**Records for this exercise**
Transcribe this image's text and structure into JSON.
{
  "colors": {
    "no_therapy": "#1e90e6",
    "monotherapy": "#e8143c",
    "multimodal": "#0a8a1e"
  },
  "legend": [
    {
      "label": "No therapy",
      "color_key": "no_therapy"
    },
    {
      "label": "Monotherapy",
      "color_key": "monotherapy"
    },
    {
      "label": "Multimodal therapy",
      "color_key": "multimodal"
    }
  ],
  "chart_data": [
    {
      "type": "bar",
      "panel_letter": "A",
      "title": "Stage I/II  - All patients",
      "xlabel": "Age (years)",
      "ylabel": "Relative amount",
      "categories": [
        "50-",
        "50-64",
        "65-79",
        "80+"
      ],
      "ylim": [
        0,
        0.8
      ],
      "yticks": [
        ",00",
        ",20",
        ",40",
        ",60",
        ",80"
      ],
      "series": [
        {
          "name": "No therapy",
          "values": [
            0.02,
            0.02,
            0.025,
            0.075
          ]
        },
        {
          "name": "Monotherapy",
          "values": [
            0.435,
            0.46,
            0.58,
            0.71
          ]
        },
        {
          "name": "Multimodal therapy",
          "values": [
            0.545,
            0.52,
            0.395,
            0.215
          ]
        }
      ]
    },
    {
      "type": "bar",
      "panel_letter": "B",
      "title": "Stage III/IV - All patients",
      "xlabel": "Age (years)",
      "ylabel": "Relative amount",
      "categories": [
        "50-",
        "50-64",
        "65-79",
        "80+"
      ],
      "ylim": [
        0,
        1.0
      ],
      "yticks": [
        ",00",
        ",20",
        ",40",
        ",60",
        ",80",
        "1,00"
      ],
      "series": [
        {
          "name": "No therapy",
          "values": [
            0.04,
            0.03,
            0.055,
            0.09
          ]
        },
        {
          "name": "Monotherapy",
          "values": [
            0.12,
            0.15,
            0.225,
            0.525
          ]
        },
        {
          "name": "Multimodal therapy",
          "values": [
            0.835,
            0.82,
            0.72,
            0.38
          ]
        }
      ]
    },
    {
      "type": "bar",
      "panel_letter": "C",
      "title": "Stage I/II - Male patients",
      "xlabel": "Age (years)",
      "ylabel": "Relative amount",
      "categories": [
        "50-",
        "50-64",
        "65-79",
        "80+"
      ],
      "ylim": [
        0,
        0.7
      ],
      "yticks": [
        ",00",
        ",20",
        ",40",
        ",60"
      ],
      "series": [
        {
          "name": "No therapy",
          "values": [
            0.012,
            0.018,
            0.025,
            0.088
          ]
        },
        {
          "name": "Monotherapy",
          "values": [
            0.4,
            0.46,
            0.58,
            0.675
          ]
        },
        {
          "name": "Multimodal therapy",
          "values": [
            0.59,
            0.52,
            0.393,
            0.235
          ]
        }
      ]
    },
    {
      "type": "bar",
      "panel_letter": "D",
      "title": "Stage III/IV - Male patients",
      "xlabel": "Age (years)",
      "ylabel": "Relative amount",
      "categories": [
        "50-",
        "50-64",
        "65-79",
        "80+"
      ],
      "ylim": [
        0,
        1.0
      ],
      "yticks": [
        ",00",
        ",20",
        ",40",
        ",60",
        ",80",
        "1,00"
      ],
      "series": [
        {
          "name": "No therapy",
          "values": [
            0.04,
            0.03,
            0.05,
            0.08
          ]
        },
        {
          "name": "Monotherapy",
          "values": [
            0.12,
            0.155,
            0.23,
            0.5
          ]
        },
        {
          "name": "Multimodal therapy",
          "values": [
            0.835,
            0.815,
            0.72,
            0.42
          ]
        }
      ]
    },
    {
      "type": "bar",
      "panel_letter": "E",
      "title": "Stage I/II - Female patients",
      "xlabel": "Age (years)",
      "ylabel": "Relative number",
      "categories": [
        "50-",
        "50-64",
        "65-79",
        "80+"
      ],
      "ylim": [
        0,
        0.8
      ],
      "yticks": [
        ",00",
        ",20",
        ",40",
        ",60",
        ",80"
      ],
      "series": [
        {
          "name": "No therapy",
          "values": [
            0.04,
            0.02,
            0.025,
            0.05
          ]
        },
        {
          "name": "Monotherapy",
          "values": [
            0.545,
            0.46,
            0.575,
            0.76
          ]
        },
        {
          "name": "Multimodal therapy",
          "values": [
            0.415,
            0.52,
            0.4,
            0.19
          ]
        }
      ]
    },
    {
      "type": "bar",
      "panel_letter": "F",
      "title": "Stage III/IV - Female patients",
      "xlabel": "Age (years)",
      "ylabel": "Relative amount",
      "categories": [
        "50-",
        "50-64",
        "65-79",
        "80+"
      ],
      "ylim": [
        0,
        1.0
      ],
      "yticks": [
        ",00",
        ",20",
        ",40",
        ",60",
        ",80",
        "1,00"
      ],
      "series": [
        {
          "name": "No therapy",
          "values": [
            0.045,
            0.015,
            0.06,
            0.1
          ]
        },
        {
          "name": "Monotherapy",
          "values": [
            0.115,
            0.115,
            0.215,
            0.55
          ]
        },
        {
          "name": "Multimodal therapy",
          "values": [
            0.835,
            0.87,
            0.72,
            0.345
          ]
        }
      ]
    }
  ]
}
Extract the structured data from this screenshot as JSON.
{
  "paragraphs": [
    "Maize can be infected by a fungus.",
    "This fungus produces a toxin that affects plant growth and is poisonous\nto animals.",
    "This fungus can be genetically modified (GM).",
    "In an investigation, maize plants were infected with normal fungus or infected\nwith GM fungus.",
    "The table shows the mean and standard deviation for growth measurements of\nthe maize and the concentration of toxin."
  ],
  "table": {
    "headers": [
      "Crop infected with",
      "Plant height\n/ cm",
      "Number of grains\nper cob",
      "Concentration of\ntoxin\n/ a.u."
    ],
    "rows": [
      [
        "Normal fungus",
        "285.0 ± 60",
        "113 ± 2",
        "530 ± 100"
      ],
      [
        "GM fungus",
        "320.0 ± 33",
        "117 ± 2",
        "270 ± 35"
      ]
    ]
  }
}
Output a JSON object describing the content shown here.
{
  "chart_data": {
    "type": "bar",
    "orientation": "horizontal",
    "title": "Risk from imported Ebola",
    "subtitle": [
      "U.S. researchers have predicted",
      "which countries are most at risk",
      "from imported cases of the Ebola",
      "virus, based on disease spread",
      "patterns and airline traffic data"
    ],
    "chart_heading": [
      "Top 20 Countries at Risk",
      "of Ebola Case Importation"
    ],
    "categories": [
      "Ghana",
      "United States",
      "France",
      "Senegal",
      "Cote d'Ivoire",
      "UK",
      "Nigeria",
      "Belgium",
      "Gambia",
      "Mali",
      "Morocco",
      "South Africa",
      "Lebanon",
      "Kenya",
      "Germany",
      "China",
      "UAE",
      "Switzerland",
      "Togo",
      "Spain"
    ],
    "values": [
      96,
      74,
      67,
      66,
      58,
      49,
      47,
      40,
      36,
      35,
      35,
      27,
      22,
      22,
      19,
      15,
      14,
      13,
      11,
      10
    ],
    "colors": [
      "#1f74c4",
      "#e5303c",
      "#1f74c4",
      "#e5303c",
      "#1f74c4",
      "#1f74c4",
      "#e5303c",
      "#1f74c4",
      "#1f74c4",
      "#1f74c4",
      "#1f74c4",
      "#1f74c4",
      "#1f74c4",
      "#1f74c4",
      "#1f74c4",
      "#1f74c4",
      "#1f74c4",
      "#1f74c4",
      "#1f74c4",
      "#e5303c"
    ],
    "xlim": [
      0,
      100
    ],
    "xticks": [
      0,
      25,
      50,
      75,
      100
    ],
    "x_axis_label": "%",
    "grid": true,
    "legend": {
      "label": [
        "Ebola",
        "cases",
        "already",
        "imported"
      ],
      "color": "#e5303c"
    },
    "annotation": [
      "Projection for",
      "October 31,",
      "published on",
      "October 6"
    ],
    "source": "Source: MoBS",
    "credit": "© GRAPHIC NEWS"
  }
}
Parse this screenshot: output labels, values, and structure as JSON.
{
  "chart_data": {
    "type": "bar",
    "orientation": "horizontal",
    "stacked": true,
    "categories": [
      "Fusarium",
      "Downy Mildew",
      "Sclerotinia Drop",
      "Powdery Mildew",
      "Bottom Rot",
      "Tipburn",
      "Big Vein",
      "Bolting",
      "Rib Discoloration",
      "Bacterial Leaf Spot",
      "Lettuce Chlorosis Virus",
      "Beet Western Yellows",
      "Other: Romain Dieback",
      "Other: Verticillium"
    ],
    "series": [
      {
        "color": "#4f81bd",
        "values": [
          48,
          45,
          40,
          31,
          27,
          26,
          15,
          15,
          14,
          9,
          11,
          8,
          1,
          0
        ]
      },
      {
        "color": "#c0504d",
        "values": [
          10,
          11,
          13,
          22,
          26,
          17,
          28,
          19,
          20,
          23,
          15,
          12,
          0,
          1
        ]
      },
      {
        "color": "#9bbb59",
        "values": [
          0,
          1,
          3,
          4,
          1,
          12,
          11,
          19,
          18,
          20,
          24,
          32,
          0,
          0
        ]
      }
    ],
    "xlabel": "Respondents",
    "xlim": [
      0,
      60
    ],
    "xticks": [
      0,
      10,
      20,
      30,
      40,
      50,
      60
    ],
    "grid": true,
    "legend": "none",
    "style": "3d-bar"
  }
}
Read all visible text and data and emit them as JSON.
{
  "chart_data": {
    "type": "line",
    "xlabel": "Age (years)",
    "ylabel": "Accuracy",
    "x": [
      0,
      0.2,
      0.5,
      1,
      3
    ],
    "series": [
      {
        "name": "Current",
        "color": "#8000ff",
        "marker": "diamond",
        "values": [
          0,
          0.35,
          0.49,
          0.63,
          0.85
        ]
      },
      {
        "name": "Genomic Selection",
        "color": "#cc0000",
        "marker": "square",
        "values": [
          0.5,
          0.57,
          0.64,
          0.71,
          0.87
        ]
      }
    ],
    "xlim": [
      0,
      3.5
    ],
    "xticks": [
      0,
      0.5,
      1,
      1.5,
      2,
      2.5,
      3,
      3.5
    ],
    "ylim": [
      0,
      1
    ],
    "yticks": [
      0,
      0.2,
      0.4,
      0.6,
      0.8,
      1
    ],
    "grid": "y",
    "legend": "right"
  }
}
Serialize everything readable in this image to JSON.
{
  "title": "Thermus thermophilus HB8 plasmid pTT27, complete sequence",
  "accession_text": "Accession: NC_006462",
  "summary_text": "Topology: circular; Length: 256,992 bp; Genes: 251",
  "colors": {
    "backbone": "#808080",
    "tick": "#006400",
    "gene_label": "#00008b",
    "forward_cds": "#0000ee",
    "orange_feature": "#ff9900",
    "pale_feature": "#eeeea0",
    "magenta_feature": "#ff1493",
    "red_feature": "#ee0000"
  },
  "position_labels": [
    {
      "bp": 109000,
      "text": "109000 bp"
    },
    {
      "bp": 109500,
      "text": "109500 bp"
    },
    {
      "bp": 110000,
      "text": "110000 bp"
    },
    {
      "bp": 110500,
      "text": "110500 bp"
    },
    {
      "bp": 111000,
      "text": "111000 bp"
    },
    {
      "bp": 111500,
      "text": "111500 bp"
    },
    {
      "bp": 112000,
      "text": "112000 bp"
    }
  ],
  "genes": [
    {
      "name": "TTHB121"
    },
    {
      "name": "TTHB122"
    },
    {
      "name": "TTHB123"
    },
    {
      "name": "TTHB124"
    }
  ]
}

**Your objective**
What you give back should be exactly the lines of the entries above from the one containing "Serialize everything readable" to the end, and nothing more.

**Exercise solution**
Serialize everything readable in this image to JSON.
{
  "title": "Thermus thermophilus HB8 plasmid pTT27, complete sequence",
  "accession_text": "Accession: NC_006462",
  "summary_text": "Topology: circular; Length: 256,992 bp; Genes: 251",
  "colors": {
    "backbone": "#808080",
    "tick": "#006400",
    "gene_label": "#00008b",
    "forward_cds": "#0000ee",
    "orange_feature": "#ff9900",
    "pale_feature": "#eeeea0",
    "magenta_feature": "#ff1493",
    "red_feature": "#ee0000"
  },
  "position_labels": [
    {
      "bp": 109000,
      "text": "109000 bp"
    },
    {
      "bp": 109500,
      "text": "109500 bp"
    },
    {
      "bp": 110000,
      "text": "110000 bp"
    },
    {
      "bp": 110500,
      "text": "110500 bp"
    },
    {
      "bp": 111000,
      "text": "111000 bp"
    },
    {
      "bp": 111500,
      "text": "111500 bp"
    },
    {
      "bp": 112000,
      "text": "112000 bp"
    }
  ],
  "genes": [
    {
      "name": "TTHB121"
    },
    {
      "name": "TTHB122"
    },
    {
      "name": "TTHB123"
    },
    {
      "name": "TTHB124"
    }
  ]
}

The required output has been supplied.